(TASK STATEMENT): Please list all lines of the material below in which the string "unit" occurs.
···
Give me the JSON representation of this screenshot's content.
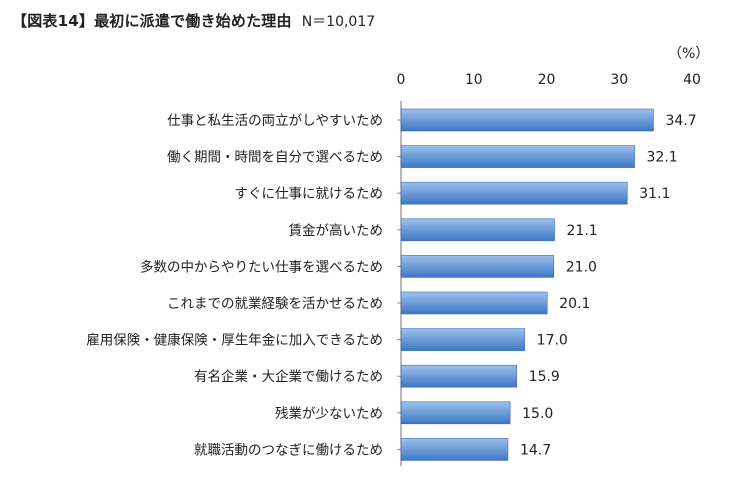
{
  "header": {
    "title": "【図表14】最初に派遣で働き始めた理由",
    "n_label": "N＝10,017"
  },
  "colors": {
    "bar_fill_top": "#9dc1ec",
    "bar_fill_bottom": "#3f76c4",
    "bar_stroke": "#3a6cb4"
  },
  "chart_data": {
    "type": "bar",
    "orientation": "horizontal",
    "unit": "（%）",
    "xlim": [
      0,
      40
    ],
    "xticks": [
      "0",
      "10",
      "20",
      "30",
      "40"
    ],
    "grid": false,
    "categories": [
      "仕事と私生活の両立がしやすいため",
      "働く期間・時間を自分で選べるため",
      "すぐに仕事に就けるため",
      "賃金が高いため",
      "多数の中からやりたい仕事を選べるため",
      "これまでの就業経験を活かせるため",
      "雇用保険・健康保険・厚生年金に加入できるため",
      "有名企業・大企業で働けるため",
      "残業が少ないため",
      "就職活動のつなぎに働けるため"
    ],
    "values": [
      34.7,
      32.1,
      31.1,
      21.1,
      21.0,
      20.1,
      17.0,
      15.9,
      15.0,
      14.7
    ],
    "value_labels": [
      "34.7",
      "32.1",
      "31.1",
      "21.1",
      "21.0",
      "20.1",
      "17.0",
      "15.9",
      "15.0",
      "14.7"
    ]
  }
}
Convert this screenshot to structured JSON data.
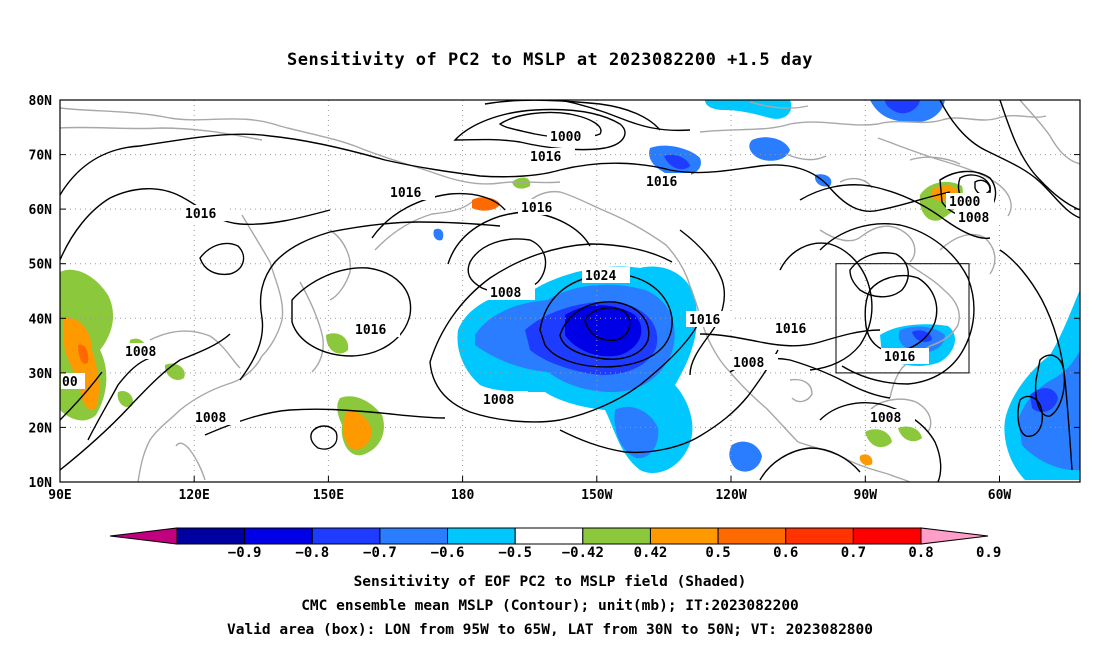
{
  "title": "Sensitivity of PC2 to MSLP at 2023082200 +1.5 day",
  "map": {
    "lon_range": [
      "90E",
      "50W"
    ],
    "lat_range": [
      "10N",
      "80N"
    ],
    "lat_labels": [
      "80N",
      "70N",
      "60N",
      "50N",
      "40N",
      "30N",
      "20N",
      "10N"
    ],
    "lon_labels": [
      "90E",
      "120E",
      "150E",
      "180",
      "150W",
      "120W",
      "90W",
      "60W"
    ],
    "grid": "dotted",
    "valid_box_label": "LON 95W to 65W, LAT 30N to 50N"
  },
  "contour_labels": [
    "1000",
    "1016",
    "1016",
    "1016",
    "1016",
    "1016",
    "1000",
    "1008",
    "1024",
    "1008",
    "1016",
    "1016",
    "1016",
    "1008",
    "1008",
    "1016",
    "1008",
    "1008",
    "1008",
    "1016",
    "00"
  ],
  "colorbar": {
    "labels": [
      "-0.9",
      "-0.8",
      "-0.7",
      "-0.6",
      "-0.5",
      "-0.42",
      "0.42",
      "0.5",
      "0.6",
      "0.7",
      "0.8",
      "0.9"
    ],
    "colors": [
      "#c0007f",
      "#0000a0",
      "#0000e6",
      "#1e3cff",
      "#2a7dff",
      "#00c8ff",
      "#ffffff",
      "#8cc83c",
      "#ff9900",
      "#ff6a00",
      "#ff3200",
      "#ff0000",
      "#ff9ec8"
    ]
  },
  "captions": {
    "line1": "Sensitivity of EOF PC2 to MSLP field (Shaded)",
    "line2": "CMC ensemble mean MSLP (Contour); unit(mb); IT:2023082200",
    "line3": "Valid area (box): LON from 95W to 65W, LAT from 30N to 50N; VT: 2023082800"
  }
}
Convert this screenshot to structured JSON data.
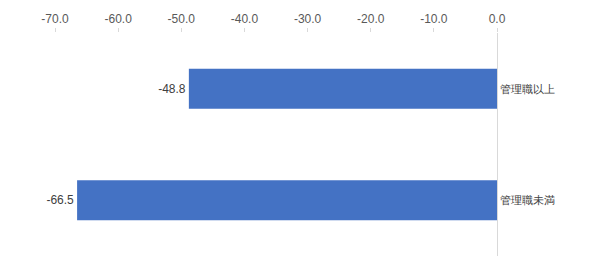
···
(RESULT OF THE EXERCISE):
    "unit": "（%）",
    "line2": "CMC ensemble mean MSLP (Contour); unit(mb); IT:2023082200",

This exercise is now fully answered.